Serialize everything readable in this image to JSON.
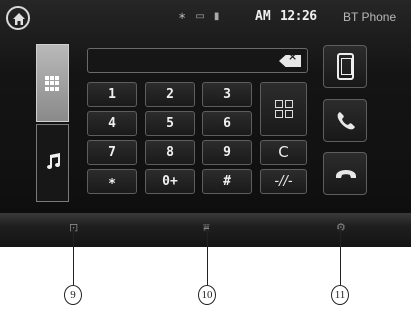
{
  "status_bar": {
    "home_icon": "home-icon",
    "bluetooth_glyph": "∗",
    "battery_glyph": "▭",
    "signal_glyph": "▮",
    "clock_ampm": "AM",
    "clock_time": "12:26",
    "source_label": "BT Phone"
  },
  "side_tabs": [
    {
      "name": "dial-pad-tab",
      "icon": "keypad-icon",
      "active": true
    },
    {
      "name": "music-tab",
      "icon": "music-note-icon",
      "active": false
    }
  ],
  "number_field": {
    "value": "",
    "backspace_label": "×"
  },
  "keypad": {
    "k1": "1",
    "k2": "2",
    "k3": "3",
    "k4": "4",
    "k5": "5",
    "k6": "6",
    "k7": "7",
    "k8": "8",
    "k9": "9",
    "star": "∗",
    "zero": "0+",
    "hash": "#"
  },
  "function_keys": {
    "contacts_icon": "contacts-grid-icon",
    "redial_label": "C",
    "pause_label": "-//-"
  },
  "phone_buttons": {
    "device": "phone-device-icon",
    "call": "call-icon",
    "end": "end-call-icon"
  },
  "callouts": [
    "9",
    "10",
    "11"
  ],
  "colors": {
    "screen_bg": "#141414",
    "key_border": "#5e5e5e",
    "text": "#f0f0f0"
  }
}
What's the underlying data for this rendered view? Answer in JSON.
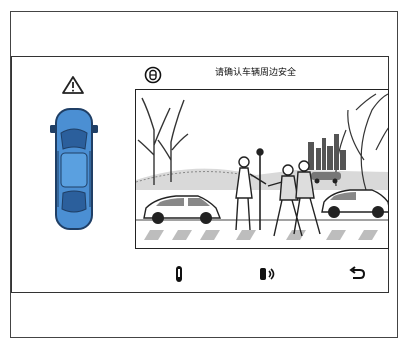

********************

*STATED EXERCISE*
Repeat the records above exactly, leaving out the pictures.

*TASK RESPONSE*
Serialize everything readable in this image to JSON.
{
  "status_bar": {
    "home_icon": "home-icon",
    "bluetooth_glyph": "∗",
    "battery_glyph": "▭",
    "signal_glyph": "▮",
    "clock_ampm": "AM",
    "clock_time": "12:26",
    "source_label": "BT Phone"
  },
  "side_tabs": [
    {
      "name": "dial-pad-tab",
      "icon": "keypad-icon",
      "active": true
    },
    {
      "name": "music-tab",
      "icon": "music-note-icon",
      "active": false
    }
  ],
  "number_field": {
    "value": "",
    "backspace_label": "×"
  },
  "keypad": {
    "k1": "1",
    "k2": "2",
    "k3": "3",
    "k4": "4",
    "k5": "5",
    "k6": "6",
    "k7": "7",
    "k8": "8",
    "k9": "9",
    "star": "∗",
    "zero": "0+",
    "hash": "#"
  },
  "function_keys": {
    "contacts_icon": "contacts-grid-icon",
    "redial_label": "C",
    "pause_label": "-//-"
  },
  "phone_buttons": {
    "device": "phone-device-icon",
    "call": "call-icon",
    "end": "end-call-icon"
  },
  "callouts": [
    "9",
    "10",
    "11"
  ],
  "colors": {
    "screen_bg": "#141414",
    "key_border": "#5e5e5e",
    "text": "#f0f0f0"
  }
}
What's the underlying data for this rendered view? Answer in JSON.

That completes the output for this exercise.